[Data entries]
## START

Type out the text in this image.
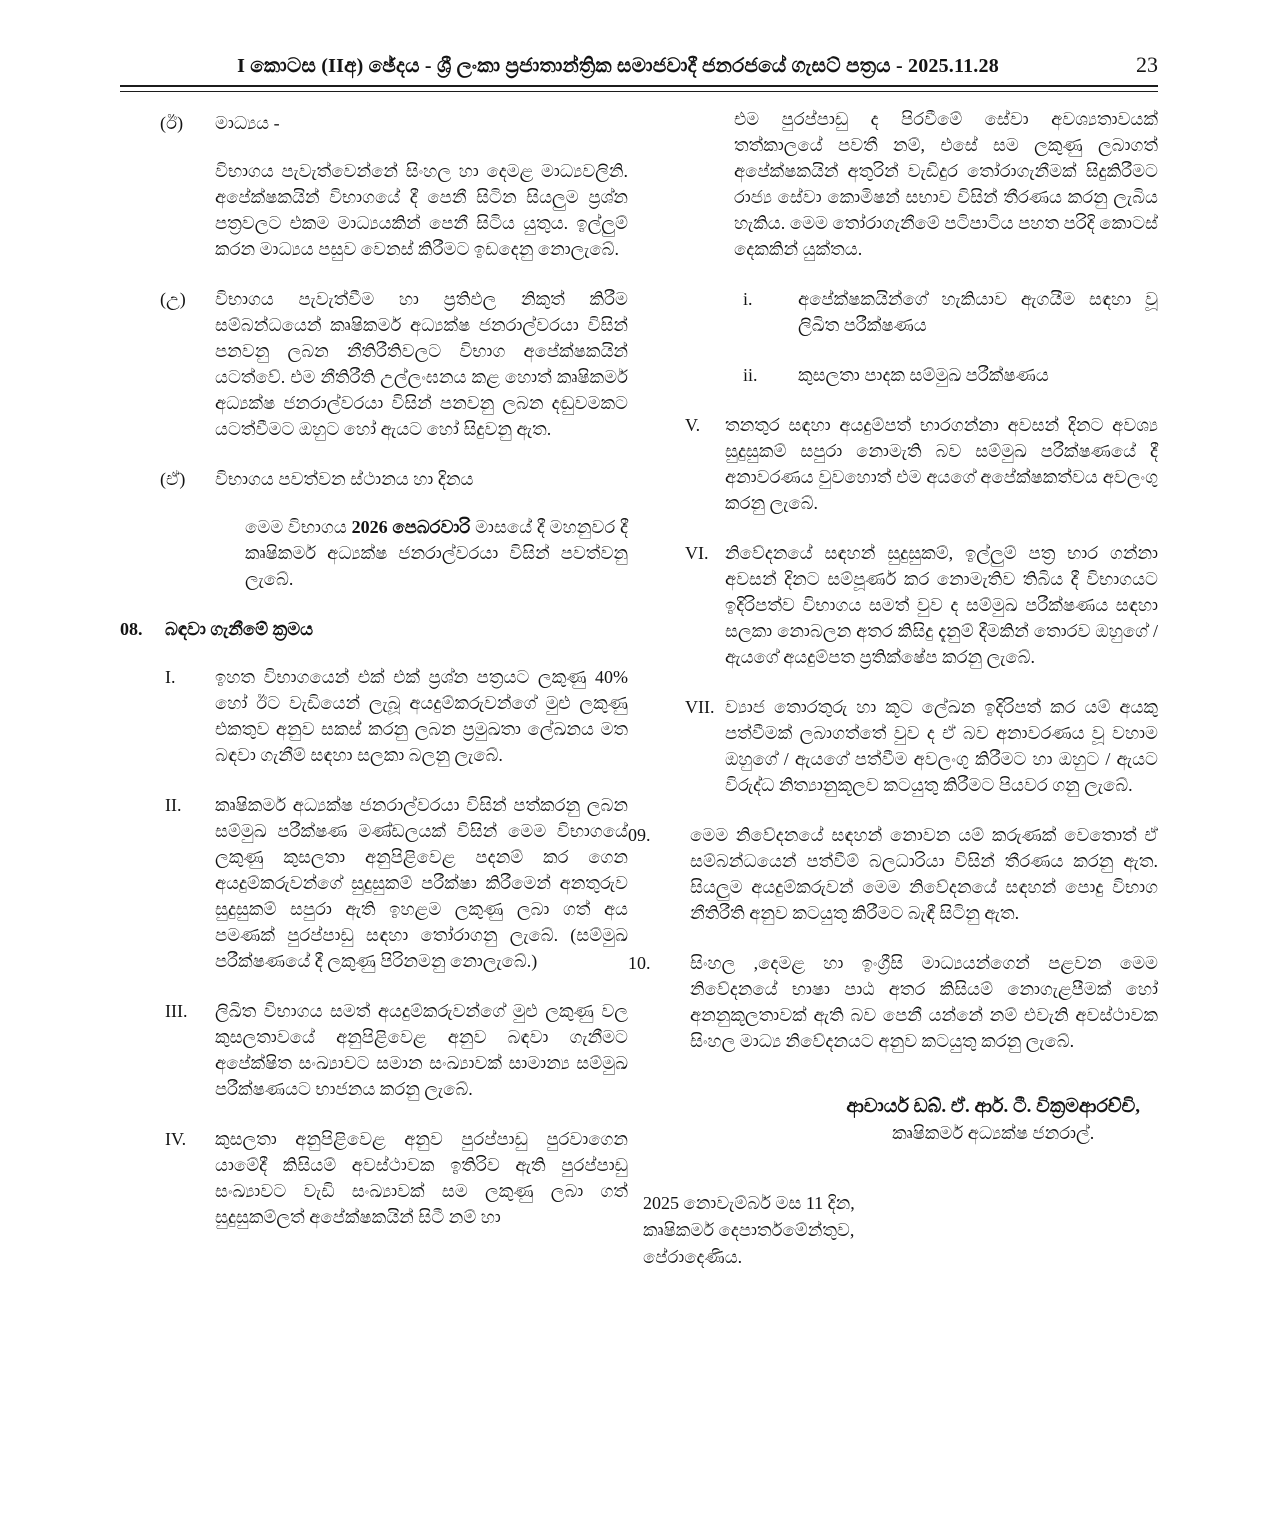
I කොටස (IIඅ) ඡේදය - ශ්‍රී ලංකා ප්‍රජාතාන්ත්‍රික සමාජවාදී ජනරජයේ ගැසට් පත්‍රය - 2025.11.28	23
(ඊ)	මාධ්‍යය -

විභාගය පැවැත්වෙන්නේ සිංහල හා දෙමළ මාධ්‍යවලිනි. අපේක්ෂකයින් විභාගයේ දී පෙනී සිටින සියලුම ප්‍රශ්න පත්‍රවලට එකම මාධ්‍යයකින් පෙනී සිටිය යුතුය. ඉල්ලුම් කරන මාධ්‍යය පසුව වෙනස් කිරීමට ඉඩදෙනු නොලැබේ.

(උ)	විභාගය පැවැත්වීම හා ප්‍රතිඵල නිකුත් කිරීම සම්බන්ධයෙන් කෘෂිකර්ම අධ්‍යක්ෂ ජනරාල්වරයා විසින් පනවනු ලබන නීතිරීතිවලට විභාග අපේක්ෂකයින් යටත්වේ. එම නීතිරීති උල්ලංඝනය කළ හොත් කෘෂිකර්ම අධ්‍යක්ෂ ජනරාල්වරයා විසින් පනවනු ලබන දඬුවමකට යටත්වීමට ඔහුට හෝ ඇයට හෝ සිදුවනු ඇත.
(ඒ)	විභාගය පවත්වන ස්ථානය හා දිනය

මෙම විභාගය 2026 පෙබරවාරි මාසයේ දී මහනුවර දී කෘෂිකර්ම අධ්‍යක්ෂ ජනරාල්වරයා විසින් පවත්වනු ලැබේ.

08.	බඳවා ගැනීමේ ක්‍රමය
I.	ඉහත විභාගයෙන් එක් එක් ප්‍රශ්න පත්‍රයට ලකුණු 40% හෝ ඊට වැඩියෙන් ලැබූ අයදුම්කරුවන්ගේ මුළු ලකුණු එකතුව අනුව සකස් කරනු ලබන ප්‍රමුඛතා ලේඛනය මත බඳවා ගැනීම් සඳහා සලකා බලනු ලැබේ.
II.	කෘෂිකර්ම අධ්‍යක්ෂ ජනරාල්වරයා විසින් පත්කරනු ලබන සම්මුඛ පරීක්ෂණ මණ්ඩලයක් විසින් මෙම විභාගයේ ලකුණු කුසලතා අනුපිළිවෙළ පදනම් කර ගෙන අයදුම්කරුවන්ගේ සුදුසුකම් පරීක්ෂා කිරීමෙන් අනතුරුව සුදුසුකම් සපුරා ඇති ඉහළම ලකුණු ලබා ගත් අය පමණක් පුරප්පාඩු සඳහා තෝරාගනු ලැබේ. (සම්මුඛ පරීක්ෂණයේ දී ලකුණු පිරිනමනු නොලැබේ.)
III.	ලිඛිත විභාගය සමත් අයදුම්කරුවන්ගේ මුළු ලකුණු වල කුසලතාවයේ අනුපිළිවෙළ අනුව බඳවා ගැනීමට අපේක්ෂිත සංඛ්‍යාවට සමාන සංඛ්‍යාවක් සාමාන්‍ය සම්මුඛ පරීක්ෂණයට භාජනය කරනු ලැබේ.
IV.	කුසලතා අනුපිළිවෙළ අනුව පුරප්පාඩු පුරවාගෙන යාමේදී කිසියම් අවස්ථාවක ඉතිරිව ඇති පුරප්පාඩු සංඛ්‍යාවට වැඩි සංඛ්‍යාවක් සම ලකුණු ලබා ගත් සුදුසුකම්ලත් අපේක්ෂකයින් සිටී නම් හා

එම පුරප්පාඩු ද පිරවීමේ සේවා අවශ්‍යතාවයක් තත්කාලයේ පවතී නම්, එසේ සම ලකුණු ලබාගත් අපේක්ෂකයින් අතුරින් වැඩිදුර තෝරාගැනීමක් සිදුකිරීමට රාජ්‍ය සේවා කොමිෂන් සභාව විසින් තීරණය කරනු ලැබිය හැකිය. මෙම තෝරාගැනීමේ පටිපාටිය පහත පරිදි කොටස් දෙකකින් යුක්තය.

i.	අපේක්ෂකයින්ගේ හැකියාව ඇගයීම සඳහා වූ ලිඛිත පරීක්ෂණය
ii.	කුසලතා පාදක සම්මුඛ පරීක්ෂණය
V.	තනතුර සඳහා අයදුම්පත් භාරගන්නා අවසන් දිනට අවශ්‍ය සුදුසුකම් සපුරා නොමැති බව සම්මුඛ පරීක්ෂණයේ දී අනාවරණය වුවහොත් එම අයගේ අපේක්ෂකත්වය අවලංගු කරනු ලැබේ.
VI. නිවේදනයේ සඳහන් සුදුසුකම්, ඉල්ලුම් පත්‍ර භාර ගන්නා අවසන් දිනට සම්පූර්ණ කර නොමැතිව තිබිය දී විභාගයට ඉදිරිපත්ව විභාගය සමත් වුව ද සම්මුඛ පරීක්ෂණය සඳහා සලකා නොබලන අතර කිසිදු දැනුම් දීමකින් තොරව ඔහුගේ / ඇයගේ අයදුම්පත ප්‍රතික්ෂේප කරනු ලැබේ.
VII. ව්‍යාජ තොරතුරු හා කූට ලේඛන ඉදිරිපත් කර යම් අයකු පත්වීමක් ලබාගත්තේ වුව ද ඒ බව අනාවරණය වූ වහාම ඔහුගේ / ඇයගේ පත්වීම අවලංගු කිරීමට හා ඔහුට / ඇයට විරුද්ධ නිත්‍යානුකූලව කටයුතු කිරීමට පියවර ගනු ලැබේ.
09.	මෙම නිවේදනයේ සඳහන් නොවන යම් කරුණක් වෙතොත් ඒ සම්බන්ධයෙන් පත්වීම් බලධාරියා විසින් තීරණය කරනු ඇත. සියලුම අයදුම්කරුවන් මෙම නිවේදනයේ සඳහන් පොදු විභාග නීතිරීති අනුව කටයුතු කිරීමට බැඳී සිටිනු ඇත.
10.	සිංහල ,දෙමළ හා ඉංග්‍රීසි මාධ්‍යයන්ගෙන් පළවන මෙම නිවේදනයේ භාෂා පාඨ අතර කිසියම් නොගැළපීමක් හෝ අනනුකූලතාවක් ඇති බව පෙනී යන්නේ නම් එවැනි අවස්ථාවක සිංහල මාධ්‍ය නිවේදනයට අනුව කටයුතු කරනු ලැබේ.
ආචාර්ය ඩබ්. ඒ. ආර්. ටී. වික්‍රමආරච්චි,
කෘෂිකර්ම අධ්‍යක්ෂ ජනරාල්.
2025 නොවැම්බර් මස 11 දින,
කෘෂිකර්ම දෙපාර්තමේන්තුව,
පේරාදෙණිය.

## END

● **To do**:
How many lines of the data hold the string "වරණය"? Reply with the number alone.

● **Solution to this exercise**:
2